→ Task set:
a - In the C++ forum post, duplicate the text between "How old are" and "way he did.", inclusive.
b - Which read does the C++ forum post recommend for good criticism of C++?
c - Extend the forum post about C++ criticism, picking up after its final sentence.

→ Provided passage:
Name: Anonymous 2011-12-08 10:36

>>44
Good. Thus we might exclude every modern programming language, including C, Java and almost every scripting language out there.

How old are you, by the way?

>>47
I've read it elsewhere, and commented on it. I'll not repeat the entire argument, but just restate that this guy must be living on a reality bubble. He abuses terminological ignorance ("epistemological process"), unwarranted personal judgements and assertions ("C++ is a language strongly optimized for liars and people who go by guesswork and ignorance"), and even poetic verbosity ("C++ has taken premature optimization to the level of divine edict"), instead of trying to analytically pose arguments in his favor.

In other words, his text has a particular effect on people which are already influenced and particularly biased to accept that sort of criticism -- that's exactly the goal of his text. It is not to help forming an opinion, but rather exalt and praise an already present one, inside people without the verbal talent to express it the way he did.

And, as most teenagers, he doesn't even bother writing properly, and jot funky rebel signatures in his emails. In plain English, the guy's simply an immature neckbeard. Too bad he claims himself to be a Lisp hacker: it just helps further mar the image of the average Lisp programmer, in detriment of the very few sane (and socially capable) ones.

For good C++ criticism, Yossi Kreinin's FQA is a much better read, in every aspect. Specially because Marshall Cline's FAQ, its antagonist, is a terrible read: he is arrogant, yield unfunny jokes, and sometimes outright lie to the reader. He wears that damned sort of "expert aura" which has also contributed for the bad reputation of C++, making it sound as a language for pedants and help stratifying the programming community into castes.

>>48
Not really, the compiler already detects such cases. True, the C++ grammar is much harder to parse than the C grammar, but, fortunately or not, that problem has already been solved. GCC, for example, is particularly retarded: ever noticed the "each undeclared identifier is reported only once for each function it appears in" (which happens in C and in C++) messages it spits you, sometimes uselessly consuming three lines in your screen? The message's intent is probably to avoid build log pollution, but that's exactly what it does. This is just an example: that's the compiler team's way of being "helpful" to the programmer.

>>52
The fact that most C++ programmers restrict themselves to some subsets of the language is actually necessary, and rather intentional. Concerning the fact that the language contains a lot of different thinking models imbued in it, it is good that a program is itself restricted to a couple of these models, instead of attempting to apply all of them in the same program, which would be awkward and difficult to understand. Whether a language with such characteristics ("multiparadigm", in buzzwords) is itself "good", is just another matter.

Uglyness and complications are highly subjective factors. The C++ syntax I consider ugly is related to the standard libraries and to legacy C constructs, but in general I find it much pleasant to read than Java or Python code, for that's sake. The C++ syntax fits quite well for its purposes.

I like minimalism. I enjoy the idea of taking instead of putting, of having less instead of more. It fits my style, but that's not the point -- I'm not applying personal judgements to a piece of work as it appeals to me, but rather try to evaluate it as it is, in the context where it was intended to fit in. C++ was not meant to be minimalistic; stating it is not so is just reiterating a known fact, and remarking that it is (therefore) bad falls within the scope of subjectiveness and personal opinion.

→ Supplied information:
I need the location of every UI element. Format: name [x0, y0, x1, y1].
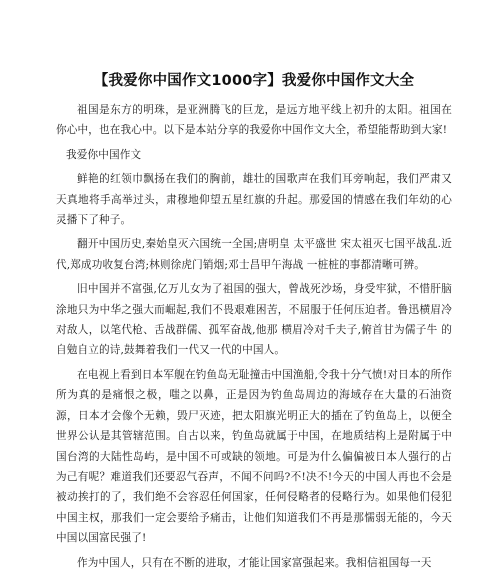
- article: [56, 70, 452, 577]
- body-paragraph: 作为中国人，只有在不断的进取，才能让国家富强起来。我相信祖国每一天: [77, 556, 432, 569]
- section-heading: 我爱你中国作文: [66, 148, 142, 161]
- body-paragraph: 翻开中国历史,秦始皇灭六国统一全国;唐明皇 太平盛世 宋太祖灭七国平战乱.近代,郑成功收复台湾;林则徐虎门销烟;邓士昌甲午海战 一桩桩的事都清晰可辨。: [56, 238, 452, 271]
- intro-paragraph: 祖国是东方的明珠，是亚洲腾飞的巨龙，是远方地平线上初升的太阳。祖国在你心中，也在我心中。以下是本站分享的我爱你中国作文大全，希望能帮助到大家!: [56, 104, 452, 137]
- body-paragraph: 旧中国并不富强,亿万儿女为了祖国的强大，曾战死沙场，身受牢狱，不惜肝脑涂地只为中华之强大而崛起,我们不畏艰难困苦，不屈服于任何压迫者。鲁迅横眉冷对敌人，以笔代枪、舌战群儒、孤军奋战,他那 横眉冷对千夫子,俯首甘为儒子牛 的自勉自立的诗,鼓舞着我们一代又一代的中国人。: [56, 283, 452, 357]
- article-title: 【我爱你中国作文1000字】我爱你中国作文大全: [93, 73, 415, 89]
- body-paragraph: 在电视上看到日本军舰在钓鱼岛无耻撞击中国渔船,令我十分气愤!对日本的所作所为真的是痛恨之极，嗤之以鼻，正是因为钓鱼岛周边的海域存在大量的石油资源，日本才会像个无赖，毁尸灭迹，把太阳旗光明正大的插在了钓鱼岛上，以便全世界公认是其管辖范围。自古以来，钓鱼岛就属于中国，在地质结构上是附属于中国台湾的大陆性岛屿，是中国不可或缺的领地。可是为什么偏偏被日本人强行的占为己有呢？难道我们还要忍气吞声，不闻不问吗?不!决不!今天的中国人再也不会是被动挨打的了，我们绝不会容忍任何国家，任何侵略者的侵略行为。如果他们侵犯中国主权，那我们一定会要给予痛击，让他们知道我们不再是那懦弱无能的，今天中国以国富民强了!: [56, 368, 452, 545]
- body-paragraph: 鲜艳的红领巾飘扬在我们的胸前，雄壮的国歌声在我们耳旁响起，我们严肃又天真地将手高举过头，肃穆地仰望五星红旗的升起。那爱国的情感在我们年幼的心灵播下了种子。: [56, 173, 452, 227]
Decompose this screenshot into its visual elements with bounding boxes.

→ Expected responses:
a -
How old are you, by the way?

>>47
I've read it elsewhere, and commented on it. I'll not repeat the entire argument, but just restate that this guy must be living on a reality bubble. He abuses terminological ignorance ("epistemological process"), unwarranted personal judgements and assertions ("C++ is a language strongly optimized for liars and people who go by guesswork and ignorance"), and even poetic verbosity ("C++ has taken premature optimization to the level of divine edict"), instead of trying to analytically pose arguments in his favor.

In other words, his text has a particular effect on people which are already influenced and particularly biased to accept that sort of criticism -- that's exactly the goal of his text. It is not to help forming an opinion, but rather exalt and praise an already present one, inside people without the verbal talent to express it the way he did.

b - Yossi Kreinin's FQA.

c -
C++ is indeed old: thread support just came in with C++11, and it still lacks a lot of important things for proper application development, such as networking support. This is, nonetheless, a characteristic of the (official) standardizing process, specially because one of its goals is to provide a lowest common denominator between all platforms the language is intended to target. It follows the C mentality of "if PDP-11 doesn't have it, C++ doesn't have it either". Most C programs are non-compliant, as most C++ programs are.

Aside the entire toolchain problem, one point also worth noticing is that there is a relative lack of good libraries for C++ (and there ain't nothing such as POSIX for further extend the possibilities). Boost is always there, but I personally don't consider it to be a good library.

Name: Anonymous 2011-12-08 11:20

There's nothing wrong with C++, it's decent at what it was designed to do. I.e., to be an OO superset of C. If you need an OO language that is a superset of C, then you should use C++ (or Objective-C), otherwise there are better languages out there.

Name: Anonymous 2011-12-08 11:39

>>61
There's nothing wrong with brainfuck, it's decent at what it was designed to do. I.e., to be a turing tarpit. If you need a useless language that is a turing tarpit, then you should use brainfuck (or befunge), otherwise there are better languages out there.

Name: Anonymous 2011-12-08 11:41

>>62

Is /prog/ particularly retarded today, or just trolling?

Name: Anonymous 2011-12-08 11:42

Is >>63 particularly retarded today, or just trolling?

Name: Anonymous 2011-12-08 13:00

>>61
Endless ignorance. Do you seriously think that adding OO to C could only be done by C++ retardation? What the fucking fuck.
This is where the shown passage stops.